Saved entries
<<<<

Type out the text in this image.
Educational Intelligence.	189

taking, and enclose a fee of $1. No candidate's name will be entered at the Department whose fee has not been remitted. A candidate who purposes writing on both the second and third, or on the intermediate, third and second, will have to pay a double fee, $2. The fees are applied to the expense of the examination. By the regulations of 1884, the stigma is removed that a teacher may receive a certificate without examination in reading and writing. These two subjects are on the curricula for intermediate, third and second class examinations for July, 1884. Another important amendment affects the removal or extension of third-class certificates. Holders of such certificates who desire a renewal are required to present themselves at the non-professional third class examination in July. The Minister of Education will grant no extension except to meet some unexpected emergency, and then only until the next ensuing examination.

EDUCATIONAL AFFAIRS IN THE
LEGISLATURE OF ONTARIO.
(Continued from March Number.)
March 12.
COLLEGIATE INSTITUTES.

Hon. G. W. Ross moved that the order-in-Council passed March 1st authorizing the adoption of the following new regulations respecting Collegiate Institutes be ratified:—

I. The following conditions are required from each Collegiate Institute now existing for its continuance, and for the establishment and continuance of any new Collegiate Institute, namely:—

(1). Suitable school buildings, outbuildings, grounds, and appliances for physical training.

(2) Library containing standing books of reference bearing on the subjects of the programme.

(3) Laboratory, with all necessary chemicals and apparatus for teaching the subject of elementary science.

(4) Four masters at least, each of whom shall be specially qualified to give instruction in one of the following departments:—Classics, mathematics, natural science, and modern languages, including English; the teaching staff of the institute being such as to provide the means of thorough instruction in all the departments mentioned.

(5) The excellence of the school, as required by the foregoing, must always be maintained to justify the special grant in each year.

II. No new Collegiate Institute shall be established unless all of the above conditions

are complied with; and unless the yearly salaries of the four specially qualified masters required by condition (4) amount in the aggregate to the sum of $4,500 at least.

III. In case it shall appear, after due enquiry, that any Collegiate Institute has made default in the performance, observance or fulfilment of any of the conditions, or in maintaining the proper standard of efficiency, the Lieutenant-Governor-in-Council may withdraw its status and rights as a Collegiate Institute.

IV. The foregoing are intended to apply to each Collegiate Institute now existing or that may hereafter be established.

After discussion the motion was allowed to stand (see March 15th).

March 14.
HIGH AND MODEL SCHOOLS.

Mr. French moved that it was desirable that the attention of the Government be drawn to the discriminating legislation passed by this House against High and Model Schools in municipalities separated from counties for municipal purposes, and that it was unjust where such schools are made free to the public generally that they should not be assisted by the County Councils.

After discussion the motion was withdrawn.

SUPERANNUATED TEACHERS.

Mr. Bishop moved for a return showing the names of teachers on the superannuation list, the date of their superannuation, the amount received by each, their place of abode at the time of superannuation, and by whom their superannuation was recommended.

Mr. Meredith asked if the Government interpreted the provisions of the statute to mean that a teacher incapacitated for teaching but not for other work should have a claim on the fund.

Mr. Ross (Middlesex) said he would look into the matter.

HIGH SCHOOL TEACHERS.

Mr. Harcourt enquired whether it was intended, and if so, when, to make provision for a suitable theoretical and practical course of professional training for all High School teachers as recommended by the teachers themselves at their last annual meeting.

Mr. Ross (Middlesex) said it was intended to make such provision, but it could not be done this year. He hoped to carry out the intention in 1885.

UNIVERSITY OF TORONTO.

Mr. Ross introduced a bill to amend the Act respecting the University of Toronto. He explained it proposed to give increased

>>>>

WHAT THE TASK ASKS
Each record above should be restated word for word.

CORRECT RESPONSE
Type out the text in this image.
Educational Intelligence.	189

taking, and enclose a fee of $1. No candidate's name will be entered at the Department whose fee has not been remitted. A candidate who purposes writing on both the second and third, or on the intermediate, third and second, will have to pay a double fee, $2. The fees are applied to the expense of the examination. By the regulations of 1884, the stigma is removed that a teacher may receive a certificate without examination in reading and writing. These two subjects are on the curricula for intermediate, third and second class examinations for July, 1884. Another important amendment affects the removal or extension of third-class certificates. Holders of such certificates who desire a renewal are required to present themselves at the non-professional third class examination in July. The Minister of Education will grant no extension except to meet some unexpected emergency, and then only until the next ensuing examination.

EDUCATIONAL AFFAIRS IN THE
LEGISLATURE OF ONTARIO.
(Continued from March Number.)
March 12.
COLLEGIATE INSTITUTES.

Hon. G. W. Ross moved that the order-in-Council passed March 1st authorizing the adoption of the following new regulations respecting Collegiate Institutes be ratified:—

I. The following conditions are required from each Collegiate Institute now existing for its continuance, and for the establishment and continuance of any new Collegiate Institute, namely:—

(1). Suitable school buildings, outbuildings, grounds, and appliances for physical training.

(2) Library containing standing books of reference bearing on the subjects of the programme.

(3) Laboratory, with all necessary chemicals and apparatus for teaching the subject of elementary science.

(4) Four masters at least, each of whom shall be specially qualified to give instruction in one of the following departments:—Classics, mathematics, natural science, and modern languages, including English; the teaching staff of the institute being such as to provide the means of thorough instruction in all the departments mentioned.

(5) The excellence of the school, as required by the foregoing, must always be maintained to justify the special grant in each year.

II. No new Collegiate Institute shall be established unless all of the above conditions

are complied with; and unless the yearly salaries of the four specially qualified masters required by condition (4) amount in the aggregate to the sum of $4,500 at least.

III. In case it shall appear, after due enquiry, that any Collegiate Institute has made default in the performance, observance or fulfilment of any of the conditions, or in maintaining the proper standard of efficiency, the Lieutenant-Governor-in-Council may withdraw its status and rights as a Collegiate Institute.

IV. The foregoing are intended to apply to each Collegiate Institute now existing or that may hereafter be established.

After discussion the motion was allowed to stand (see March 15th).

March 14.
HIGH AND MODEL SCHOOLS.

Mr. French moved that it was desirable that the attention of the Government be drawn to the discriminating legislation passed by this House against High and Model Schools in municipalities separated from counties for municipal purposes, and that it was unjust where such schools are made free to the public generally that they should not be assisted by the County Councils.

After discussion the motion was withdrawn.

SUPERANNUATED TEACHERS.

Mr. Bishop moved for a return showing the names of teachers on the superannuation list, the date of their superannuation, the amount received by each, their place of abode at the time of superannuation, and by whom their superannuation was recommended.

Mr. Meredith asked if the Government interpreted the provisions of the statute to mean that a teacher incapacitated for teaching but not for other work should have a claim on the fund.

Mr. Ross (Middlesex) said he would look into the matter.

HIGH SCHOOL TEACHERS.

Mr. Harcourt enquired whether it was intended, and if so, when, to make provision for a suitable theoretical and practical course of professional training for all High School teachers as recommended by the teachers themselves at their last annual meeting.

Mr. Ross (Middlesex) said it was intended to make such provision, but it could not be done this year. He hoped to carry out the intention in 1885.

UNIVERSITY OF TORONTO.

Mr. Ross introduced a bill to amend the Act respecting the University of Toronto. He explained it proposed to give increased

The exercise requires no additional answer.